STATED EXERCISE — Collect each line holding the string "Inclinación".

PROVIDED DATA —
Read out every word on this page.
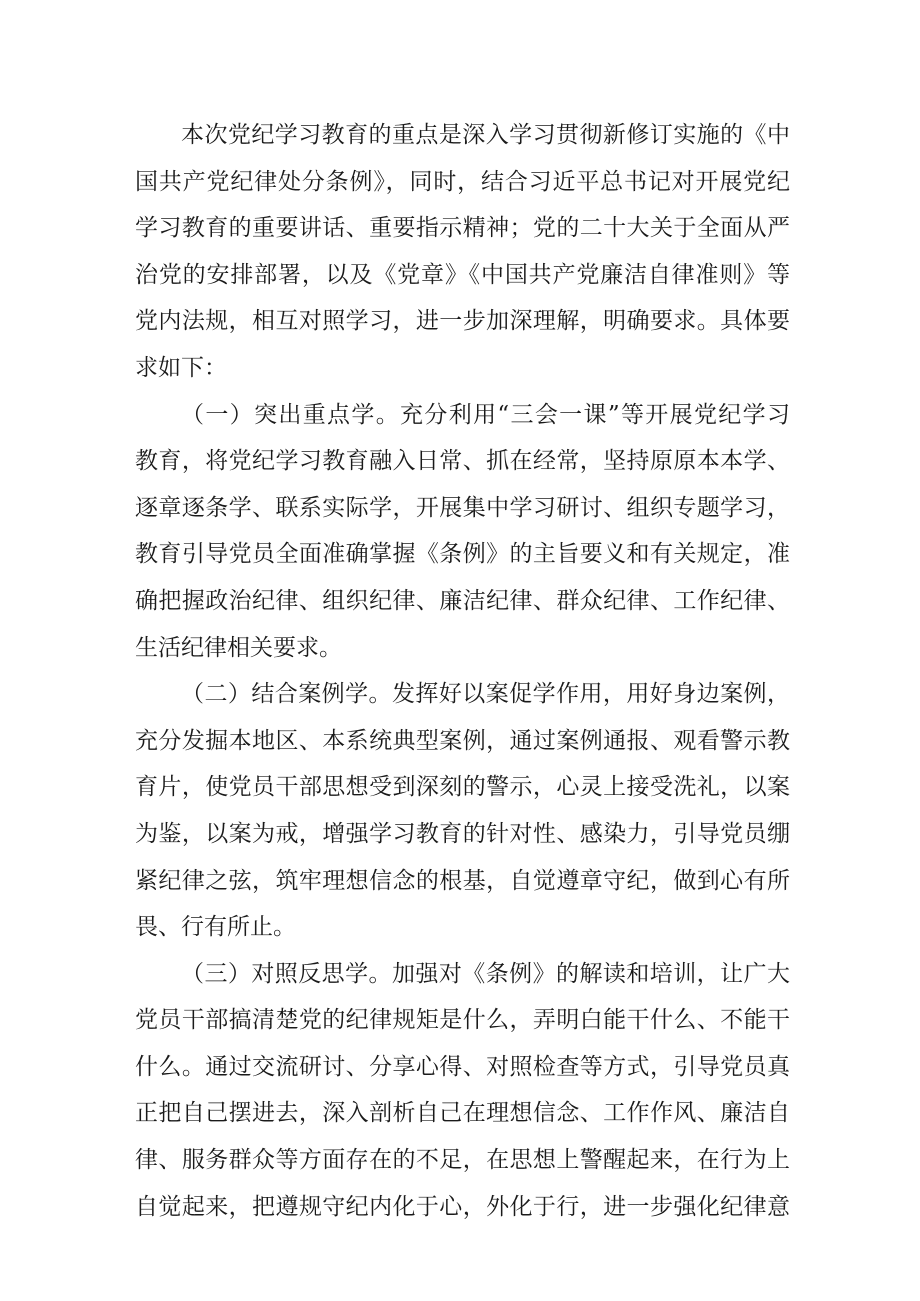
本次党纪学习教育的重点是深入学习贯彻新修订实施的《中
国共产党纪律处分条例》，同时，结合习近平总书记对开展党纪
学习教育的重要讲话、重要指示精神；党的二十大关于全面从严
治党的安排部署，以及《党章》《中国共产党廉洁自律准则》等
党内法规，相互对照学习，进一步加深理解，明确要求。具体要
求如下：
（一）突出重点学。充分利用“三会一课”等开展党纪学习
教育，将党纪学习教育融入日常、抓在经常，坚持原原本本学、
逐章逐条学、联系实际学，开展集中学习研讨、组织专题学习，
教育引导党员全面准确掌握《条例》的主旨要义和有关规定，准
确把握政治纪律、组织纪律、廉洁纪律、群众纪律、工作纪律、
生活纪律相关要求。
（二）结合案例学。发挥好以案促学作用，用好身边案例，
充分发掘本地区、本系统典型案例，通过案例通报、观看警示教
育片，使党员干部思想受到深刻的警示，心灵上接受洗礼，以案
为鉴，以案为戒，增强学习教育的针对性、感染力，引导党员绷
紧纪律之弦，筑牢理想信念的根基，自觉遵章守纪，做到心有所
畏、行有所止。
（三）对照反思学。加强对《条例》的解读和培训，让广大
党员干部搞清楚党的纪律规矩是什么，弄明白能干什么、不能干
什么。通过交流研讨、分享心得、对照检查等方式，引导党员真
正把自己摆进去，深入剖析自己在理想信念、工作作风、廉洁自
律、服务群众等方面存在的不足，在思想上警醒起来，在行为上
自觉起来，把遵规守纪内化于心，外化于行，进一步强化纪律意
---
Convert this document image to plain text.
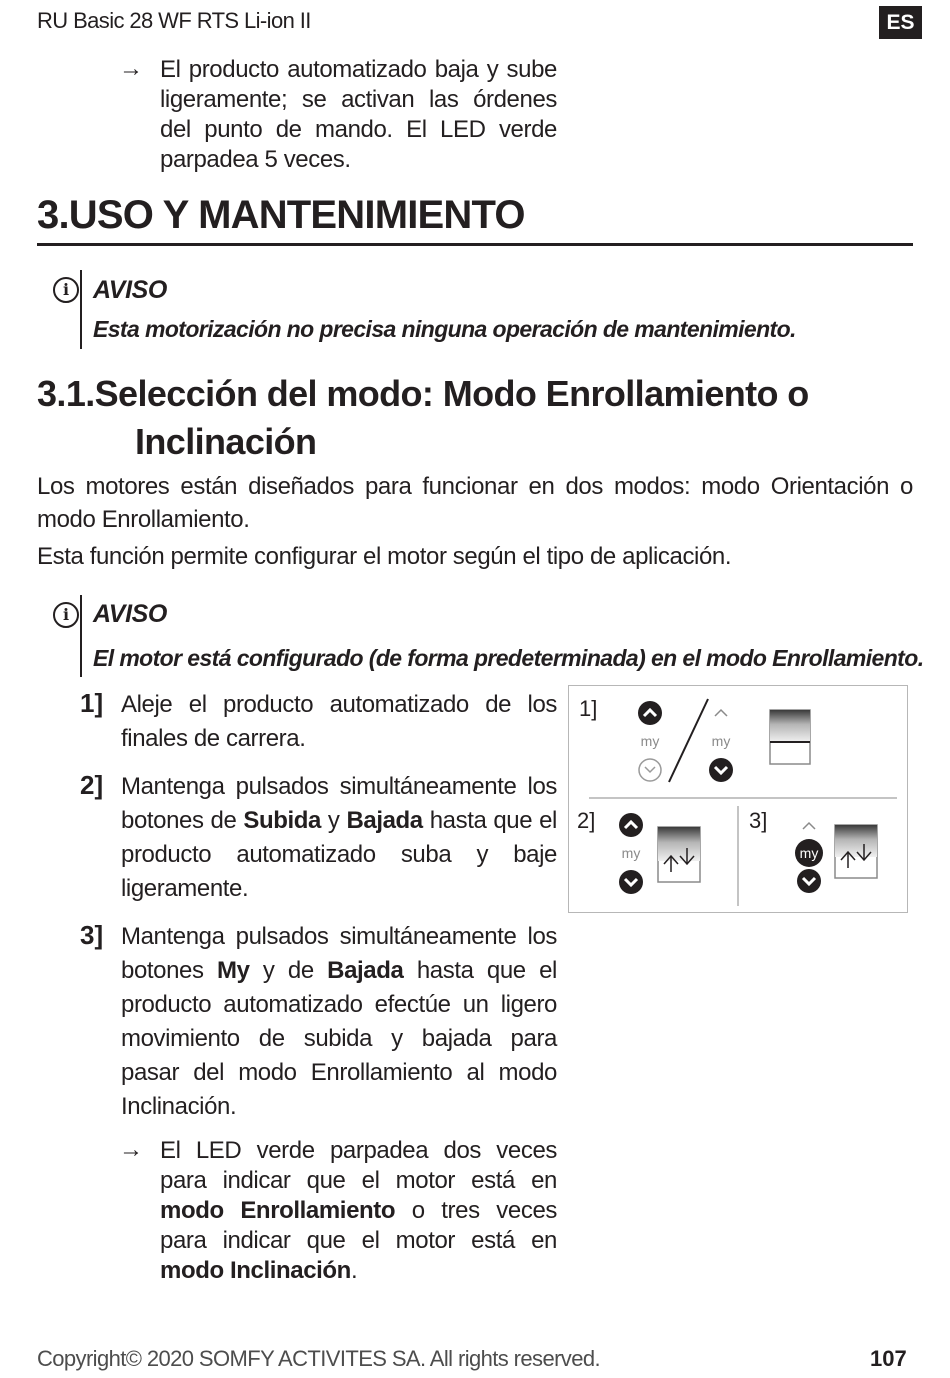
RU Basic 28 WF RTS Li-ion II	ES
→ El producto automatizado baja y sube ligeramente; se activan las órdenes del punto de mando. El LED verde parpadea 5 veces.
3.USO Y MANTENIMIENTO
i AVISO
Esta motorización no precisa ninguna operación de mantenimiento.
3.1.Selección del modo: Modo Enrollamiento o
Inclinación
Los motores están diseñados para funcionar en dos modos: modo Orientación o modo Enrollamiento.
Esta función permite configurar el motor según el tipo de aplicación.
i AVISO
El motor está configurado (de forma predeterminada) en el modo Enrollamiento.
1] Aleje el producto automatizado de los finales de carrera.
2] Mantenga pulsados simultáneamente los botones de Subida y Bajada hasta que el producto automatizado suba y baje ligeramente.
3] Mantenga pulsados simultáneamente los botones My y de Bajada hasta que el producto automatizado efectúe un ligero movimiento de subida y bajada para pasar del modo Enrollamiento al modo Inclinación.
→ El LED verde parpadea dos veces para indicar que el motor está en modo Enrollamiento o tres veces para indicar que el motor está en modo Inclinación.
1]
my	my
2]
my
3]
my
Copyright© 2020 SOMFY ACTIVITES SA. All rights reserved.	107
---
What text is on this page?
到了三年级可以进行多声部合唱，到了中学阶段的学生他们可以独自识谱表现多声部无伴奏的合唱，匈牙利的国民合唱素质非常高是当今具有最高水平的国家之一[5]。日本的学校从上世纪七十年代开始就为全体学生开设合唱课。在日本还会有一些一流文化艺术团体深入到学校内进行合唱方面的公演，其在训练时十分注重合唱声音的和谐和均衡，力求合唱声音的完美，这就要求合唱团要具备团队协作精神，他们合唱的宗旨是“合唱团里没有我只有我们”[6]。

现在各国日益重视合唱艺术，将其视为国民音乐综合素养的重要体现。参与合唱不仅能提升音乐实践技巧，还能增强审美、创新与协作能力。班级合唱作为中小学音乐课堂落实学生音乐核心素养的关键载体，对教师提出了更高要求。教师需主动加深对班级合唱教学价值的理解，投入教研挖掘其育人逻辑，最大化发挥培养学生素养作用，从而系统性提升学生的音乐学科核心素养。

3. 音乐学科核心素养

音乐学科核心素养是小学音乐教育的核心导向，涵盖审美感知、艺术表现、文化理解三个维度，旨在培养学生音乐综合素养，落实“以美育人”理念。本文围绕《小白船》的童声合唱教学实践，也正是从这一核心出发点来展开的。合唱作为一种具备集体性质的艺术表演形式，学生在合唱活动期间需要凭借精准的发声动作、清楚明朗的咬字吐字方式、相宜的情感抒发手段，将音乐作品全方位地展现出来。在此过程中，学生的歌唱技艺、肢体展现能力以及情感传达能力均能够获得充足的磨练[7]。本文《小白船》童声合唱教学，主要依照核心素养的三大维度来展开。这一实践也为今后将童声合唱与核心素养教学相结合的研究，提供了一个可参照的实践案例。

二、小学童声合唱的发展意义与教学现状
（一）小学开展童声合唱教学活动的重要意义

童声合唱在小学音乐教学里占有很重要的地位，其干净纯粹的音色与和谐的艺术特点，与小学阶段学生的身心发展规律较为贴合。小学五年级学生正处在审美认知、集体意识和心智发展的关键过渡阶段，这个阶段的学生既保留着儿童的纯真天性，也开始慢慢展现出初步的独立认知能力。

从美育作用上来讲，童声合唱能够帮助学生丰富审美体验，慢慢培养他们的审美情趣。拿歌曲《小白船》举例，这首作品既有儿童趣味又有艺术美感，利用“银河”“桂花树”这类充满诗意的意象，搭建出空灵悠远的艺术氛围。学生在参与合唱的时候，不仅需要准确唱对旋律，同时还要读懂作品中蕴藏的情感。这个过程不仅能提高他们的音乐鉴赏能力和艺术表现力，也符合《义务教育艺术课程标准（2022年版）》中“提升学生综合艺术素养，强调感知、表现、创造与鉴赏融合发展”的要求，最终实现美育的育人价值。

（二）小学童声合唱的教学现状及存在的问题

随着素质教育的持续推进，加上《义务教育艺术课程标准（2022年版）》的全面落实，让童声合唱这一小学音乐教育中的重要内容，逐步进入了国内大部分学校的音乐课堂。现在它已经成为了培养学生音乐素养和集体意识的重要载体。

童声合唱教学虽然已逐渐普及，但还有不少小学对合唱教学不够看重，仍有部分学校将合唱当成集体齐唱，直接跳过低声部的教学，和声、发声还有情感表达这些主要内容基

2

COMPLETE RESPONSE —
Inclinación
3] Mantenga pulsados simultáneamente los botones My y de Bajada hasta que el producto automatizado efectúe un ligero movimiento de subida y bajada para pasar del modo Enrollamiento al modo Inclinación.
→ El LED verde parpadea dos veces para indicar que el motor está en modo Enrollamiento o tres veces para indicar que el motor está en modo Inclinación.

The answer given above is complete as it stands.